## [STATED PROBLEM]
Collect each line containing "minél".

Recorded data

* * * * * * *

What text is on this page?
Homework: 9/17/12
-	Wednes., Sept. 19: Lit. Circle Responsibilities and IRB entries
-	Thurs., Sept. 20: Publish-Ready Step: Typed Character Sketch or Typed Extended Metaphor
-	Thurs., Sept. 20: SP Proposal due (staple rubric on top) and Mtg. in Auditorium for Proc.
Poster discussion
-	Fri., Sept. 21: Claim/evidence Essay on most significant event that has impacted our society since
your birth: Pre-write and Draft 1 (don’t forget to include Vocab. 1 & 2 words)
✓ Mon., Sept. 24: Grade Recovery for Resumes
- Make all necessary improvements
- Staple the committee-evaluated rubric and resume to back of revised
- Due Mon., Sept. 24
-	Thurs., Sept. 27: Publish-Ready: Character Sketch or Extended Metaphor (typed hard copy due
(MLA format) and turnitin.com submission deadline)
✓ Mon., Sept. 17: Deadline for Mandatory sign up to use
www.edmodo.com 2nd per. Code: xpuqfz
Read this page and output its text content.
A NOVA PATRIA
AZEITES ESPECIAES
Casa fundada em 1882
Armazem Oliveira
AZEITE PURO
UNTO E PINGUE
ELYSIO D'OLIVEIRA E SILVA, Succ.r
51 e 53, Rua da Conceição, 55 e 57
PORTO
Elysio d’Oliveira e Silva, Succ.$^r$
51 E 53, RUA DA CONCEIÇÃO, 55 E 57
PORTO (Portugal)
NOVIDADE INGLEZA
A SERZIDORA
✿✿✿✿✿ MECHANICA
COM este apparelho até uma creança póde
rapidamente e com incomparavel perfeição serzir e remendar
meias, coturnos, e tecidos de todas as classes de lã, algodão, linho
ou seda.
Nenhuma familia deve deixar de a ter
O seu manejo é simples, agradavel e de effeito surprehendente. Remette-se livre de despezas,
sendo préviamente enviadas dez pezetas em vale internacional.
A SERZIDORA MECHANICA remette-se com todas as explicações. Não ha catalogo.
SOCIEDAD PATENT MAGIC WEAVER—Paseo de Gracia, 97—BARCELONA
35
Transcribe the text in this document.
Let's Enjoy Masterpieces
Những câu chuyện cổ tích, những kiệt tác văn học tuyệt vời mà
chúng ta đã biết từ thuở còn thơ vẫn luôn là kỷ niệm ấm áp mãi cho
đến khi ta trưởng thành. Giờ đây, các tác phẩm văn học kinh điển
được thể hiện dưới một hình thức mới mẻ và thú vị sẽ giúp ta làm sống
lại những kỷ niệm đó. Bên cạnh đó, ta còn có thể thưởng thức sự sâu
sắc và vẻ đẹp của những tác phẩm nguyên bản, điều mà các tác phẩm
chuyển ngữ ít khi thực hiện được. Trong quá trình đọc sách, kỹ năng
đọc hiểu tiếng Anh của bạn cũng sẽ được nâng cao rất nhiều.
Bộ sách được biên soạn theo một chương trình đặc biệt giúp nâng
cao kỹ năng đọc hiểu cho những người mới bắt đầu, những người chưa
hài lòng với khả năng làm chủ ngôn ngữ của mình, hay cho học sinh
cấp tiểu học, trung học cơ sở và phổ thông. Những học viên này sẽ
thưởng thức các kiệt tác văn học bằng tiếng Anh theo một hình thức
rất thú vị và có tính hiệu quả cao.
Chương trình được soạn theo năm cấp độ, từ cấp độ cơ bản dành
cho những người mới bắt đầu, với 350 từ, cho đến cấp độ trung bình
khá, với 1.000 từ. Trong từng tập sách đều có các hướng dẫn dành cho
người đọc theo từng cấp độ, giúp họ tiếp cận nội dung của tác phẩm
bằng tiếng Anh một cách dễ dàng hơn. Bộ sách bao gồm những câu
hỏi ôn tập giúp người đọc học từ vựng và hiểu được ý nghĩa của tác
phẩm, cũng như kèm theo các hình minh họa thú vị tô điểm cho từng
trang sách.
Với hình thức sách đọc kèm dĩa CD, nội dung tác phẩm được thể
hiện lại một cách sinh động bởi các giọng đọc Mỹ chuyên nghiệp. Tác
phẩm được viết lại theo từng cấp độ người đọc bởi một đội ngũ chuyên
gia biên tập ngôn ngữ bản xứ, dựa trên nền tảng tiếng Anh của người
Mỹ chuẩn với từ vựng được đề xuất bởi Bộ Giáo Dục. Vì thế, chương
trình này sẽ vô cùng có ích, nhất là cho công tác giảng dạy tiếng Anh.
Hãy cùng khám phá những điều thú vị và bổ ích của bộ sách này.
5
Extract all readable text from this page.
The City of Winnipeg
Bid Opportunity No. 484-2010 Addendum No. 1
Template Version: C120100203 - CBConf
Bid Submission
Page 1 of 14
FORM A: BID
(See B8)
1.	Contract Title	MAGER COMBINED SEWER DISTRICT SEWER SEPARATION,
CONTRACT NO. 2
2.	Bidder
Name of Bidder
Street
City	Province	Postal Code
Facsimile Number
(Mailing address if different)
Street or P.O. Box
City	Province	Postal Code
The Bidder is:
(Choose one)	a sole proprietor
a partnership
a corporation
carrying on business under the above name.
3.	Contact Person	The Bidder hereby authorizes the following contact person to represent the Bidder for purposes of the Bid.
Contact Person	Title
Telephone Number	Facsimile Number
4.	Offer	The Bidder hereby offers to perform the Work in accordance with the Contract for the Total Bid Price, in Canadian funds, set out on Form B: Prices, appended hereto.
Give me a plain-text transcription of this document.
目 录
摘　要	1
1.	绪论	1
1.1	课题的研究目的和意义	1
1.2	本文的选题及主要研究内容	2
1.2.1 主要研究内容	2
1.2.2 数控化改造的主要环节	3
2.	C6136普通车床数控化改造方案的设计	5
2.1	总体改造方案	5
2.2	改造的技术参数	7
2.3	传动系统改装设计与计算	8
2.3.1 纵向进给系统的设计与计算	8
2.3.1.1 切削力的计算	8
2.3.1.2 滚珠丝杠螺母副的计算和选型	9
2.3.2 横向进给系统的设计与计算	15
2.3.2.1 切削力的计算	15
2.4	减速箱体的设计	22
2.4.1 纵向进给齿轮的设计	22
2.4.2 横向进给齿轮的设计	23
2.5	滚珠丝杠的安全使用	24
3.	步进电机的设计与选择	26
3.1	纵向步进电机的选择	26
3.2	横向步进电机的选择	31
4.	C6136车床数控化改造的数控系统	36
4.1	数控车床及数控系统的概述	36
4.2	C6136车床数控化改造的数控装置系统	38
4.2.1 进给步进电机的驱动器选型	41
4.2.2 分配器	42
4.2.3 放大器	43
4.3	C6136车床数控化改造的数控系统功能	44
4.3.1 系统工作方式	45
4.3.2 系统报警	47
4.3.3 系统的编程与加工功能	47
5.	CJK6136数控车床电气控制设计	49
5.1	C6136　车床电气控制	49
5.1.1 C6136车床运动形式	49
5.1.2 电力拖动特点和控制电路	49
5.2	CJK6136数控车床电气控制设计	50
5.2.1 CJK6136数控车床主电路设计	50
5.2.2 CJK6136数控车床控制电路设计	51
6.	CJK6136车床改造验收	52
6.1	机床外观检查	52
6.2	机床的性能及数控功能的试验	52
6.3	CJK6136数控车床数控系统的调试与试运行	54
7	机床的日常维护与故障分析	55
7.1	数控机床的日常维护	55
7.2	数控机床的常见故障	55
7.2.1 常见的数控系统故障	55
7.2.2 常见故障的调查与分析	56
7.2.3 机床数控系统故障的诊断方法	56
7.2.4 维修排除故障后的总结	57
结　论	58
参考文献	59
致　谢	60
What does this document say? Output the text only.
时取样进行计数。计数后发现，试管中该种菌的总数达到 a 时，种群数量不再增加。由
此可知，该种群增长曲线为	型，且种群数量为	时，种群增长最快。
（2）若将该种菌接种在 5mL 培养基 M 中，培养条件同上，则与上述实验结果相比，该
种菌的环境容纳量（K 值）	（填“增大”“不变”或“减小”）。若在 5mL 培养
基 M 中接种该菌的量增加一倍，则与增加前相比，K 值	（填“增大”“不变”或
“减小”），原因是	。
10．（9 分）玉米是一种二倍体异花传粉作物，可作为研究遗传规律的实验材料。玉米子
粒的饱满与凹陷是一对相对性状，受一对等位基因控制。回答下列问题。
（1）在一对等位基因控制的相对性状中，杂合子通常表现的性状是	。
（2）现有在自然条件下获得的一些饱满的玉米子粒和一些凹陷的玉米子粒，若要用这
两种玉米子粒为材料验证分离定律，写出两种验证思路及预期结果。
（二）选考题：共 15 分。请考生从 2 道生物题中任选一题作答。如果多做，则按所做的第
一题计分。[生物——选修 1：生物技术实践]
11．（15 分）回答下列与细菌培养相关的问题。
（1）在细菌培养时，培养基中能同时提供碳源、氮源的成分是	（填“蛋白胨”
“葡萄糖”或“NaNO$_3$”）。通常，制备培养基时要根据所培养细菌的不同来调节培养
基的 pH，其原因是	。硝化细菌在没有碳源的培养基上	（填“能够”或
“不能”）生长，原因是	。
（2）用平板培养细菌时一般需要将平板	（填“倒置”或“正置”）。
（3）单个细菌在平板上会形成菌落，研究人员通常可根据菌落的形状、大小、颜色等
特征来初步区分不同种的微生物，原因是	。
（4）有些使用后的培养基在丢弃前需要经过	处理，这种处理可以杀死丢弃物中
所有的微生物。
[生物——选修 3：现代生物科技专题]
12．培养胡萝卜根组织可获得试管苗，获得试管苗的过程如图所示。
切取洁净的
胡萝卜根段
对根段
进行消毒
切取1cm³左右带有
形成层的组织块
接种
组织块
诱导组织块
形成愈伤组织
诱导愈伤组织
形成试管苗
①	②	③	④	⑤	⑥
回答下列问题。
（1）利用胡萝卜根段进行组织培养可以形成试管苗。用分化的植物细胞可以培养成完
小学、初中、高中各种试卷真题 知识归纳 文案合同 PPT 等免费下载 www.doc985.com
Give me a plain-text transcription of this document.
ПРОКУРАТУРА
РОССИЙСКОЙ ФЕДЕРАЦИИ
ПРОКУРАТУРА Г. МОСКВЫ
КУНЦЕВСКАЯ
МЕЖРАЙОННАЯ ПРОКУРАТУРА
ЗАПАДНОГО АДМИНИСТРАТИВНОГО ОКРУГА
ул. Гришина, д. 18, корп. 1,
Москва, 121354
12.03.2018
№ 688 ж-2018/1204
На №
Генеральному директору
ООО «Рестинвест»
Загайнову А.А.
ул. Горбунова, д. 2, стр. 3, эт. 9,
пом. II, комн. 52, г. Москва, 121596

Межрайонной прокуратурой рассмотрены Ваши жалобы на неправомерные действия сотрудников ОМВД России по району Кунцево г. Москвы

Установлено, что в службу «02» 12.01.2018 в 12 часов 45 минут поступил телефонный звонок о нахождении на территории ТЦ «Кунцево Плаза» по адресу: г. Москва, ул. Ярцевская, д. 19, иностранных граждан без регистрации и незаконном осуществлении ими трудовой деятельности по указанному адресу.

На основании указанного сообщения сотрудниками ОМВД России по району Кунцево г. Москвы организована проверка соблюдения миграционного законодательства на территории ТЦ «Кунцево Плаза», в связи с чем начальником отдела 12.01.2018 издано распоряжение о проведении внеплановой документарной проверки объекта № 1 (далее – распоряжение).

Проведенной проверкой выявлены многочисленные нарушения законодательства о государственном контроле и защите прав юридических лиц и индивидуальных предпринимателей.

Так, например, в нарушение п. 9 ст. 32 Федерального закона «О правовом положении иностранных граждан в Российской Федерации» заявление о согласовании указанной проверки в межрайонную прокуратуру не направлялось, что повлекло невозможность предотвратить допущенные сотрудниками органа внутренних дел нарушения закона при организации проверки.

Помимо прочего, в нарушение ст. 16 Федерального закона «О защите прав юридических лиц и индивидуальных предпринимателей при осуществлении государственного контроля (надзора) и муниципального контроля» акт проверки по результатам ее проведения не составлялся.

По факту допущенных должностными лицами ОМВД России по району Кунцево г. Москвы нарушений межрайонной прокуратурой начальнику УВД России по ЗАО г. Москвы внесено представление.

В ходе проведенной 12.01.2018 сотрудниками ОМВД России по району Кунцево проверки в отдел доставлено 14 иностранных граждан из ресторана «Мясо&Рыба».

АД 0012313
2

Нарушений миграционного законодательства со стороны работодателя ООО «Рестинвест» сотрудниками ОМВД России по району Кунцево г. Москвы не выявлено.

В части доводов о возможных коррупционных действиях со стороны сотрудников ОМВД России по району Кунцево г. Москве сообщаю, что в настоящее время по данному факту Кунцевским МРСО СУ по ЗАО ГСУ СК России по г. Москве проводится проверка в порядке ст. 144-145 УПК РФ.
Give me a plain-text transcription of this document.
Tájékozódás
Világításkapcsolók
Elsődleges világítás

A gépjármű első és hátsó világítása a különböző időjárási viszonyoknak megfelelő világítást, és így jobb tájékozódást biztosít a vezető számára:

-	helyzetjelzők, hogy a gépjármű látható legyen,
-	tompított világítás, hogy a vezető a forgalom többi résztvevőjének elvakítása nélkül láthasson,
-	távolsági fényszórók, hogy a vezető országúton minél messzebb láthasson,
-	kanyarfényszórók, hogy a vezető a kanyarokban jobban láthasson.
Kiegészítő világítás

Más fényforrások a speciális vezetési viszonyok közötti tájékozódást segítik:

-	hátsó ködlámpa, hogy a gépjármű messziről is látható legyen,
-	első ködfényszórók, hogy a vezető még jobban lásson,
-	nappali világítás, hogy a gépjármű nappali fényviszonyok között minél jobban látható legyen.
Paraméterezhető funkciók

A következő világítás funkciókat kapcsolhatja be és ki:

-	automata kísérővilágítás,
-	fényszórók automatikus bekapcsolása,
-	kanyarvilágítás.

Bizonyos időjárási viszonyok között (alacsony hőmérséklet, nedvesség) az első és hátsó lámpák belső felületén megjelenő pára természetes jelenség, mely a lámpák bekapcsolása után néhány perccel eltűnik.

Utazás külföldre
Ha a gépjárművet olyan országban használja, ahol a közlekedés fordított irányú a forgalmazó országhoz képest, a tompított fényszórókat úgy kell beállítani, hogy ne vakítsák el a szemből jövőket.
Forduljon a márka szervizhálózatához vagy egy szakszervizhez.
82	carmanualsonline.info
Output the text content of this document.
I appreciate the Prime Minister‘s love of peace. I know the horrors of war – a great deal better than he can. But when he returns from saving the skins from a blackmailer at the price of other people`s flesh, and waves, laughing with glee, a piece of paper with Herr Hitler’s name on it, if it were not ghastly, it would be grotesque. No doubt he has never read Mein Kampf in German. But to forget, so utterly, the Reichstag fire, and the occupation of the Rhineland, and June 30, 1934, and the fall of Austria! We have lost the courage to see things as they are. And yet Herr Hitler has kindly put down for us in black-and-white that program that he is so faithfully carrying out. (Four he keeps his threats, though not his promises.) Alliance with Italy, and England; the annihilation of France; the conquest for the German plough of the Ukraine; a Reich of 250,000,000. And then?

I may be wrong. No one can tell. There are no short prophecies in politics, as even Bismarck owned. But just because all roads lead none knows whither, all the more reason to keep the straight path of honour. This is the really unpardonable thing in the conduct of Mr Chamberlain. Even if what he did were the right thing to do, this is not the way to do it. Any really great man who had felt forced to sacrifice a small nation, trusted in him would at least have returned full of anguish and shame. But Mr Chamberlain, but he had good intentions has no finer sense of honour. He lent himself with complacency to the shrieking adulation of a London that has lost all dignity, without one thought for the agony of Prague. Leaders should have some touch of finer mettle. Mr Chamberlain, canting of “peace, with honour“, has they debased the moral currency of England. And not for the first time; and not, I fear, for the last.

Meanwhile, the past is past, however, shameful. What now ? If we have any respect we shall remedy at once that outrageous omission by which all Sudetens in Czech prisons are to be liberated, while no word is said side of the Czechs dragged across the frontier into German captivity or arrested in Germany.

* * * * * * *

## [PROBLEM SOLUTION]
-	távolsági fényszórók, hogy a vezető országúton minél messzebb láthasson,
-	nappali világítás, hogy a gépjármű nappali fényviszonyok között minél jobban látható legyen.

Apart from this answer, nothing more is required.